### The exercise
Transcribe every line of the listing below without any deviation.

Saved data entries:

▬▬▬

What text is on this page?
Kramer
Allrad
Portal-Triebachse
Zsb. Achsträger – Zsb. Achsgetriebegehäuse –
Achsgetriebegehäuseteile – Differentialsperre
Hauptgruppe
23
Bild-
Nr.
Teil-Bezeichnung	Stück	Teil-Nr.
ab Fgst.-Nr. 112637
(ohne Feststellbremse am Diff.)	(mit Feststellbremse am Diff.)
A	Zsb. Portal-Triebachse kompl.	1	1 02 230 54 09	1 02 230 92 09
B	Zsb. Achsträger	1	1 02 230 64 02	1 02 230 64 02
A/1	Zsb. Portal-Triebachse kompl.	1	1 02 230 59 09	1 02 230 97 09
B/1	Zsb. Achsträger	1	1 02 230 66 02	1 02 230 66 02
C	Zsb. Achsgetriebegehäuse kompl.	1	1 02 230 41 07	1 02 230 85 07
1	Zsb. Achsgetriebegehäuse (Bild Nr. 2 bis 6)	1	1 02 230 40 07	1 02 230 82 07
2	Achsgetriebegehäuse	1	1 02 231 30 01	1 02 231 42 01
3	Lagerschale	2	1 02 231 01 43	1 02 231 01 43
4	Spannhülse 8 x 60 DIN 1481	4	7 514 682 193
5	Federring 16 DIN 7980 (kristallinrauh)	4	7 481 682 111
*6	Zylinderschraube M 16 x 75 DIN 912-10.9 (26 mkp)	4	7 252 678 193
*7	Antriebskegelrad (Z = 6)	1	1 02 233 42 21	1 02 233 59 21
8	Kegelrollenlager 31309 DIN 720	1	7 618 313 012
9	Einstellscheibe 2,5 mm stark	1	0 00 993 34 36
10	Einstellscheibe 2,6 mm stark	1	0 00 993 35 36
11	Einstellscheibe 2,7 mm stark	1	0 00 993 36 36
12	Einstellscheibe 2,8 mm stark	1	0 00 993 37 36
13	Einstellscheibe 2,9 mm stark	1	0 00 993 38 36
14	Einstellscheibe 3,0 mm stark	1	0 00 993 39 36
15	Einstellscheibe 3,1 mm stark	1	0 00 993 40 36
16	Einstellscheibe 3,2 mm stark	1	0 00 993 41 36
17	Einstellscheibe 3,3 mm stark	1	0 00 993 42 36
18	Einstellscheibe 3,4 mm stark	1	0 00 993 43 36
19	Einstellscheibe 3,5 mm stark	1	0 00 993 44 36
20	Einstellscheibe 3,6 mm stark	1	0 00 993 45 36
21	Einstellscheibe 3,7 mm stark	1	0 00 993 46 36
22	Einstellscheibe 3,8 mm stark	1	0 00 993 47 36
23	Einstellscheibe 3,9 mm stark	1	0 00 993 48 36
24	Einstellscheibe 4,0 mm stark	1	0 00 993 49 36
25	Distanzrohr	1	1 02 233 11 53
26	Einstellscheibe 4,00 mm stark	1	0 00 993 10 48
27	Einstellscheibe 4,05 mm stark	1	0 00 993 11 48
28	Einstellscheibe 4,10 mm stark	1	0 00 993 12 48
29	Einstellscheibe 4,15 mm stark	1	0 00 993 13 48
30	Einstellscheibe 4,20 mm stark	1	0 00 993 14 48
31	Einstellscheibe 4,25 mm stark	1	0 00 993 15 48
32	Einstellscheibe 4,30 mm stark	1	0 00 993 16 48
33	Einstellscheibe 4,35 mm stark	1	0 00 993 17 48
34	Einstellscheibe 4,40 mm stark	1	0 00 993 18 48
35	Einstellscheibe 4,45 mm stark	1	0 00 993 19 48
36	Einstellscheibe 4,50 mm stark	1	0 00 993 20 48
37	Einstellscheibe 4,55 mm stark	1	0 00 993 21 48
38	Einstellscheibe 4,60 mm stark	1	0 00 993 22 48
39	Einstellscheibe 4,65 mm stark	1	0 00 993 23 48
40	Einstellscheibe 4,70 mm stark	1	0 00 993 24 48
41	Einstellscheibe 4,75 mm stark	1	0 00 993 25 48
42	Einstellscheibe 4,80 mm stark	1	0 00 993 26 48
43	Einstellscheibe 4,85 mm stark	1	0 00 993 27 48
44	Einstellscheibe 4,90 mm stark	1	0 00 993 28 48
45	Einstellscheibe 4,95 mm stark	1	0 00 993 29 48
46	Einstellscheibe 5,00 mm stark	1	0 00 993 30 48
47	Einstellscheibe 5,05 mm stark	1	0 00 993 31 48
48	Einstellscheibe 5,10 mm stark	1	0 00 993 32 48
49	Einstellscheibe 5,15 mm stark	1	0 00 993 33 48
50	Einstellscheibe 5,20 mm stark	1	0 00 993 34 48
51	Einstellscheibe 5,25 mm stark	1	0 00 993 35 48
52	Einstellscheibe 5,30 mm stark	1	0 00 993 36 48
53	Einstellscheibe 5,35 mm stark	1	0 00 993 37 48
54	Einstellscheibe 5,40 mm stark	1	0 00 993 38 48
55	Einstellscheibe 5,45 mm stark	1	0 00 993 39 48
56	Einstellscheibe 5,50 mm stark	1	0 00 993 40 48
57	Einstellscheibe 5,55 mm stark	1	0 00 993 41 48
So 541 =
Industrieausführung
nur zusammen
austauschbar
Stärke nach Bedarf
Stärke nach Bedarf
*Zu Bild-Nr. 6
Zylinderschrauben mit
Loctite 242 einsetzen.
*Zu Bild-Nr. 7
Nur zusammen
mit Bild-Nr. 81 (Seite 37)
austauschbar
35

▬▬▬

### Finished task
What text is on this page?
Kramer
Allrad
Portal-Triebachse
Zsb. Achsträger – Zsb. Achsgetriebegehäuse –
Achsgetriebegehäuseteile – Differentialsperre
Hauptgruppe
23
Bild-
Nr.
Teil-Bezeichnung	Stück	Teil-Nr.
ab Fgst.-Nr. 112637
(ohne Feststellbremse am Diff.)	(mit Feststellbremse am Diff.)
A	Zsb. Portal-Triebachse kompl.	1	1 02 230 54 09	1 02 230 92 09
B	Zsb. Achsträger	1	1 02 230 64 02	1 02 230 64 02
A/1	Zsb. Portal-Triebachse kompl.	1	1 02 230 59 09	1 02 230 97 09
B/1	Zsb. Achsträger	1	1 02 230 66 02	1 02 230 66 02
C	Zsb. Achsgetriebegehäuse kompl.	1	1 02 230 41 07	1 02 230 85 07
1	Zsb. Achsgetriebegehäuse (Bild Nr. 2 bis 6)	1	1 02 230 40 07	1 02 230 82 07
2	Achsgetriebegehäuse	1	1 02 231 30 01	1 02 231 42 01
3	Lagerschale	2	1 02 231 01 43	1 02 231 01 43
4	Spannhülse 8 x 60 DIN 1481	4	7 514 682 193
5	Federring 16 DIN 7980 (kristallinrauh)	4	7 481 682 111
*6	Zylinderschraube M 16 x 75 DIN 912-10.9 (26 mkp)	4	7 252 678 193
*7	Antriebskegelrad (Z = 6)	1	1 02 233 42 21	1 02 233 59 21
8	Kegelrollenlager 31309 DIN 720	1	7 618 313 012
9	Einstellscheibe 2,5 mm stark	1	0 00 993 34 36
10	Einstellscheibe 2,6 mm stark	1	0 00 993 35 36
11	Einstellscheibe 2,7 mm stark	1	0 00 993 36 36
12	Einstellscheibe 2,8 mm stark	1	0 00 993 37 36
13	Einstellscheibe 2,9 mm stark	1	0 00 993 38 36
14	Einstellscheibe 3,0 mm stark	1	0 00 993 39 36
15	Einstellscheibe 3,1 mm stark	1	0 00 993 40 36
16	Einstellscheibe 3,2 mm stark	1	0 00 993 41 36
17	Einstellscheibe 3,3 mm stark	1	0 00 993 42 36
18	Einstellscheibe 3,4 mm stark	1	0 00 993 43 36
19	Einstellscheibe 3,5 mm stark	1	0 00 993 44 36
20	Einstellscheibe 3,6 mm stark	1	0 00 993 45 36
21	Einstellscheibe 3,7 mm stark	1	0 00 993 46 36
22	Einstellscheibe 3,8 mm stark	1	0 00 993 47 36
23	Einstellscheibe 3,9 mm stark	1	0 00 993 48 36
24	Einstellscheibe 4,0 mm stark	1	0 00 993 49 36
25	Distanzrohr	1	1 02 233 11 53
26	Einstellscheibe 4,00 mm stark	1	0 00 993 10 48
27	Einstellscheibe 4,05 mm stark	1	0 00 993 11 48
28	Einstellscheibe 4,10 mm stark	1	0 00 993 12 48
29	Einstellscheibe 4,15 mm stark	1	0 00 993 13 48
30	Einstellscheibe 4,20 mm stark	1	0 00 993 14 48
31	Einstellscheibe 4,25 mm stark	1	0 00 993 15 48
32	Einstellscheibe 4,30 mm stark	1	0 00 993 16 48
33	Einstellscheibe 4,35 mm stark	1	0 00 993 17 48
34	Einstellscheibe 4,40 mm stark	1	0 00 993 18 48
35	Einstellscheibe 4,45 mm stark	1	0 00 993 19 48
36	Einstellscheibe 4,50 mm stark	1	0 00 993 20 48
37	Einstellscheibe 4,55 mm stark	1	0 00 993 21 48
38	Einstellscheibe 4,60 mm stark	1	0 00 993 22 48
39	Einstellscheibe 4,65 mm stark	1	0 00 993 23 48
40	Einstellscheibe 4,70 mm stark	1	0 00 993 24 48
41	Einstellscheibe 4,75 mm stark	1	0 00 993 25 48
42	Einstellscheibe 4,80 mm stark	1	0 00 993 26 48
43	Einstellscheibe 4,85 mm stark	1	0 00 993 27 48
44	Einstellscheibe 4,90 mm stark	1	0 00 993 28 48
45	Einstellscheibe 4,95 mm stark	1	0 00 993 29 48
46	Einstellscheibe 5,00 mm stark	1	0 00 993 30 48
47	Einstellscheibe 5,05 mm stark	1	0 00 993 31 48
48	Einstellscheibe 5,10 mm stark	1	0 00 993 32 48
49	Einstellscheibe 5,15 mm stark	1	0 00 993 33 48
50	Einstellscheibe 5,20 mm stark	1	0 00 993 34 48
51	Einstellscheibe 5,25 mm stark	1	0 00 993 35 48
52	Einstellscheibe 5,30 mm stark	1	0 00 993 36 48
53	Einstellscheibe 5,35 mm stark	1	0 00 993 37 48
54	Einstellscheibe 5,40 mm stark	1	0 00 993 38 48
55	Einstellscheibe 5,45 mm stark	1	0 00 993 39 48
56	Einstellscheibe 5,50 mm stark	1	0 00 993 40 48
57	Einstellscheibe 5,55 mm stark	1	0 00 993 41 48
So 541 =
Industrieausführung
nur zusammen
austauschbar
Stärke nach Bedarf
Stärke nach Bedarf
*Zu Bild-Nr. 6
Zylinderschrauben mit
Loctite 242 einsetzen.
*Zu Bild-Nr. 7
Nur zusammen
mit Bild-Nr. 81 (Seite 37)
austauschbar
35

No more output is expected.